■ Problem statement ■
Leaving out every picture, quote the data below exactly as it appears.
################
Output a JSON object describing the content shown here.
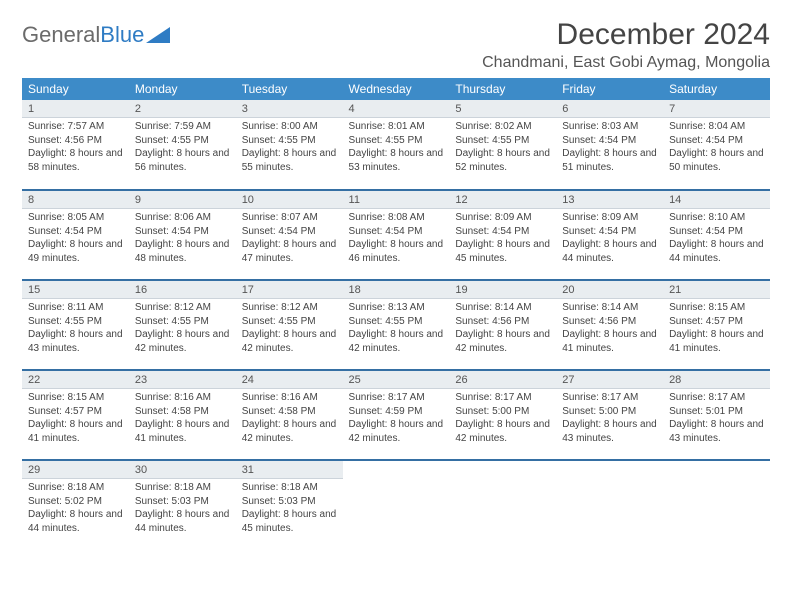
{
  "brand": {
    "part1": "General",
    "part2": "Blue"
  },
  "title": "December 2024",
  "location": "Chandmani, East Gobi Aymag, Mongolia",
  "colors": {
    "header_bg": "#3d8bc8",
    "header_text": "#ffffff",
    "daynum_bg": "#e9edf0",
    "week_sep": "#356fa3",
    "logo_gray": "#6b6b6b",
    "logo_blue": "#2f7cc4",
    "text": "#444444"
  },
  "font": {
    "title_size": 30,
    "location_size": 16,
    "th_size": 12,
    "daynum_size": 11,
    "info_size": 10
  },
  "dow": [
    "Sunday",
    "Monday",
    "Tuesday",
    "Wednesday",
    "Thursday",
    "Friday",
    "Saturday"
  ],
  "weeks": [
    [
      {
        "n": "1",
        "sr": "7:57 AM",
        "ss": "4:56 PM",
        "dl": "8 hours and 58 minutes."
      },
      {
        "n": "2",
        "sr": "7:59 AM",
        "ss": "4:55 PM",
        "dl": "8 hours and 56 minutes."
      },
      {
        "n": "3",
        "sr": "8:00 AM",
        "ss": "4:55 PM",
        "dl": "8 hours and 55 minutes."
      },
      {
        "n": "4",
        "sr": "8:01 AM",
        "ss": "4:55 PM",
        "dl": "8 hours and 53 minutes."
      },
      {
        "n": "5",
        "sr": "8:02 AM",
        "ss": "4:55 PM",
        "dl": "8 hours and 52 minutes."
      },
      {
        "n": "6",
        "sr": "8:03 AM",
        "ss": "4:54 PM",
        "dl": "8 hours and 51 minutes."
      },
      {
        "n": "7",
        "sr": "8:04 AM",
        "ss": "4:54 PM",
        "dl": "8 hours and 50 minutes."
      }
    ],
    [
      {
        "n": "8",
        "sr": "8:05 AM",
        "ss": "4:54 PM",
        "dl": "8 hours and 49 minutes."
      },
      {
        "n": "9",
        "sr": "8:06 AM",
        "ss": "4:54 PM",
        "dl": "8 hours and 48 minutes."
      },
      {
        "n": "10",
        "sr": "8:07 AM",
        "ss": "4:54 PM",
        "dl": "8 hours and 47 minutes."
      },
      {
        "n": "11",
        "sr": "8:08 AM",
        "ss": "4:54 PM",
        "dl": "8 hours and 46 minutes."
      },
      {
        "n": "12",
        "sr": "8:09 AM",
        "ss": "4:54 PM",
        "dl": "8 hours and 45 minutes."
      },
      {
        "n": "13",
        "sr": "8:09 AM",
        "ss": "4:54 PM",
        "dl": "8 hours and 44 minutes."
      },
      {
        "n": "14",
        "sr": "8:10 AM",
        "ss": "4:54 PM",
        "dl": "8 hours and 44 minutes."
      }
    ],
    [
      {
        "n": "15",
        "sr": "8:11 AM",
        "ss": "4:55 PM",
        "dl": "8 hours and 43 minutes."
      },
      {
        "n": "16",
        "sr": "8:12 AM",
        "ss": "4:55 PM",
        "dl": "8 hours and 42 minutes."
      },
      {
        "n": "17",
        "sr": "8:12 AM",
        "ss": "4:55 PM",
        "dl": "8 hours and 42 minutes."
      },
      {
        "n": "18",
        "sr": "8:13 AM",
        "ss": "4:55 PM",
        "dl": "8 hours and 42 minutes."
      },
      {
        "n": "19",
        "sr": "8:14 AM",
        "ss": "4:56 PM",
        "dl": "8 hours and 42 minutes."
      },
      {
        "n": "20",
        "sr": "8:14 AM",
        "ss": "4:56 PM",
        "dl": "8 hours and 41 minutes."
      },
      {
        "n": "21",
        "sr": "8:15 AM",
        "ss": "4:57 PM",
        "dl": "8 hours and 41 minutes."
      }
    ],
    [
      {
        "n": "22",
        "sr": "8:15 AM",
        "ss": "4:57 PM",
        "dl": "8 hours and 41 minutes."
      },
      {
        "n": "23",
        "sr": "8:16 AM",
        "ss": "4:58 PM",
        "dl": "8 hours and 41 minutes."
      },
      {
        "n": "24",
        "sr": "8:16 AM",
        "ss": "4:58 PM",
        "dl": "8 hours and 42 minutes."
      },
      {
        "n": "25",
        "sr": "8:17 AM",
        "ss": "4:59 PM",
        "dl": "8 hours and 42 minutes."
      },
      {
        "n": "26",
        "sr": "8:17 AM",
        "ss": "5:00 PM",
        "dl": "8 hours and 42 minutes."
      },
      {
        "n": "27",
        "sr": "8:17 AM",
        "ss": "5:00 PM",
        "dl": "8 hours and 43 minutes."
      },
      {
        "n": "28",
        "sr": "8:17 AM",
        "ss": "5:01 PM",
        "dl": "8 hours and 43 minutes."
      }
    ],
    [
      {
        "n": "29",
        "sr": "8:18 AM",
        "ss": "5:02 PM",
        "dl": "8 hours and 44 minutes."
      },
      {
        "n": "30",
        "sr": "8:18 AM",
        "ss": "5:03 PM",
        "dl": "8 hours and 44 minutes."
      },
      {
        "n": "31",
        "sr": "8:18 AM",
        "ss": "5:03 PM",
        "dl": "8 hours and 45 minutes."
      },
      null,
      null,
      null,
      null
    ]
  ],
  "labels": {
    "sunrise": "Sunrise:",
    "sunset": "Sunset:",
    "daylight": "Daylight:"
  }
}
################
■ Final result ■
Output a JSON object describing the content shown here.
{
  "brand": {
    "part1": "General",
    "part2": "Blue"
  },
  "title": "December 2024",
  "location": "Chandmani, East Gobi Aymag, Mongolia",
  "colors": {
    "header_bg": "#3d8bc8",
    "header_text": "#ffffff",
    "daynum_bg": "#e9edf0",
    "week_sep": "#356fa3",
    "logo_gray": "#6b6b6b",
    "logo_blue": "#2f7cc4",
    "text": "#444444"
  },
  "font": {
    "title_size": 30,
    "location_size": 16,
    "th_size": 12,
    "daynum_size": 11,
    "info_size": 10
  },
  "dow": [
    "Sunday",
    "Monday",
    "Tuesday",
    "Wednesday",
    "Thursday",
    "Friday",
    "Saturday"
  ],
  "weeks": [
    [
      {
        "n": "1",
        "sr": "7:57 AM",
        "ss": "4:56 PM",
        "dl": "8 hours and 58 minutes."
      },
      {
        "n": "2",
        "sr": "7:59 AM",
        "ss": "4:55 PM",
        "dl": "8 hours and 56 minutes."
      },
      {
        "n": "3",
        "sr": "8:00 AM",
        "ss": "4:55 PM",
        "dl": "8 hours and 55 minutes."
      },
      {
        "n": "4",
        "sr": "8:01 AM",
        "ss": "4:55 PM",
        "dl": "8 hours and 53 minutes."
      },
      {
        "n": "5",
        "sr": "8:02 AM",
        "ss": "4:55 PM",
        "dl": "8 hours and 52 minutes."
      },
      {
        "n": "6",
        "sr": "8:03 AM",
        "ss": "4:54 PM",
        "dl": "8 hours and 51 minutes."
      },
      {
        "n": "7",
        "sr": "8:04 AM",
        "ss": "4:54 PM",
        "dl": "8 hours and 50 minutes."
      }
    ],
    [
      {
        "n": "8",
        "sr": "8:05 AM",
        "ss": "4:54 PM",
        "dl": "8 hours and 49 minutes."
      },
      {
        "n": "9",
        "sr": "8:06 AM",
        "ss": "4:54 PM",
        "dl": "8 hours and 48 minutes."
      },
      {
        "n": "10",
        "sr": "8:07 AM",
        "ss": "4:54 PM",
        "dl": "8 hours and 47 minutes."
      },
      {
        "n": "11",
        "sr": "8:08 AM",
        "ss": "4:54 PM",
        "dl": "8 hours and 46 minutes."
      },
      {
        "n": "12",
        "sr": "8:09 AM",
        "ss": "4:54 PM",
        "dl": "8 hours and 45 minutes."
      },
      {
        "n": "13",
        "sr": "8:09 AM",
        "ss": "4:54 PM",
        "dl": "8 hours and 44 minutes."
      },
      {
        "n": "14",
        "sr": "8:10 AM",
        "ss": "4:54 PM",
        "dl": "8 hours and 44 minutes."
      }
    ],
    [
      {
        "n": "15",
        "sr": "8:11 AM",
        "ss": "4:55 PM",
        "dl": "8 hours and 43 minutes."
      },
      {
        "n": "16",
        "sr": "8:12 AM",
        "ss": "4:55 PM",
        "dl": "8 hours and 42 minutes."
      },
      {
        "n": "17",
        "sr": "8:12 AM",
        "ss": "4:55 PM",
        "dl": "8 hours and 42 minutes."
      },
      {
        "n": "18",
        "sr": "8:13 AM",
        "ss": "4:55 PM",
        "dl": "8 hours and 42 minutes."
      },
      {
        "n": "19",
        "sr": "8:14 AM",
        "ss": "4:56 PM",
        "dl": "8 hours and 42 minutes."
      },
      {
        "n": "20",
        "sr": "8:14 AM",
        "ss": "4:56 PM",
        "dl": "8 hours and 41 minutes."
      },
      {
        "n": "21",
        "sr": "8:15 AM",
        "ss": "4:57 PM",
        "dl": "8 hours and 41 minutes."
      }
    ],
    [
      {
        "n": "22",
        "sr": "8:15 AM",
        "ss": "4:57 PM",
        "dl": "8 hours and 41 minutes."
      },
      {
        "n": "23",
        "sr": "8:16 AM",
        "ss": "4:58 PM",
        "dl": "8 hours and 41 minutes."
      },
      {
        "n": "24",
        "sr": "8:16 AM",
        "ss": "4:58 PM",
        "dl": "8 hours and 42 minutes."
      },
      {
        "n": "25",
        "sr": "8:17 AM",
        "ss": "4:59 PM",
        "dl": "8 hours and 42 minutes."
      },
      {
        "n": "26",
        "sr": "8:17 AM",
        "ss": "5:00 PM",
        "dl": "8 hours and 42 minutes."
      },
      {
        "n": "27",
        "sr": "8:17 AM",
        "ss": "5:00 PM",
        "dl": "8 hours and 43 minutes."
      },
      {
        "n": "28",
        "sr": "8:17 AM",
        "ss": "5:01 PM",
        "dl": "8 hours and 43 minutes."
      }
    ],
    [
      {
        "n": "29",
        "sr": "8:18 AM",
        "ss": "5:02 PM",
        "dl": "8 hours and 44 minutes."
      },
      {
        "n": "30",
        "sr": "8:18 AM",
        "ss": "5:03 PM",
        "dl": "8 hours and 44 minutes."
      },
      {
        "n": "31",
        "sr": "8:18 AM",
        "ss": "5:03 PM",
        "dl": "8 hours and 45 minutes."
      },
      null,
      null,
      null,
      null
    ]
  ],
  "labels": {
    "sunrise": "Sunrise:",
    "sunset": "Sunset:",
    "daylight": "Daylight:"
  }
}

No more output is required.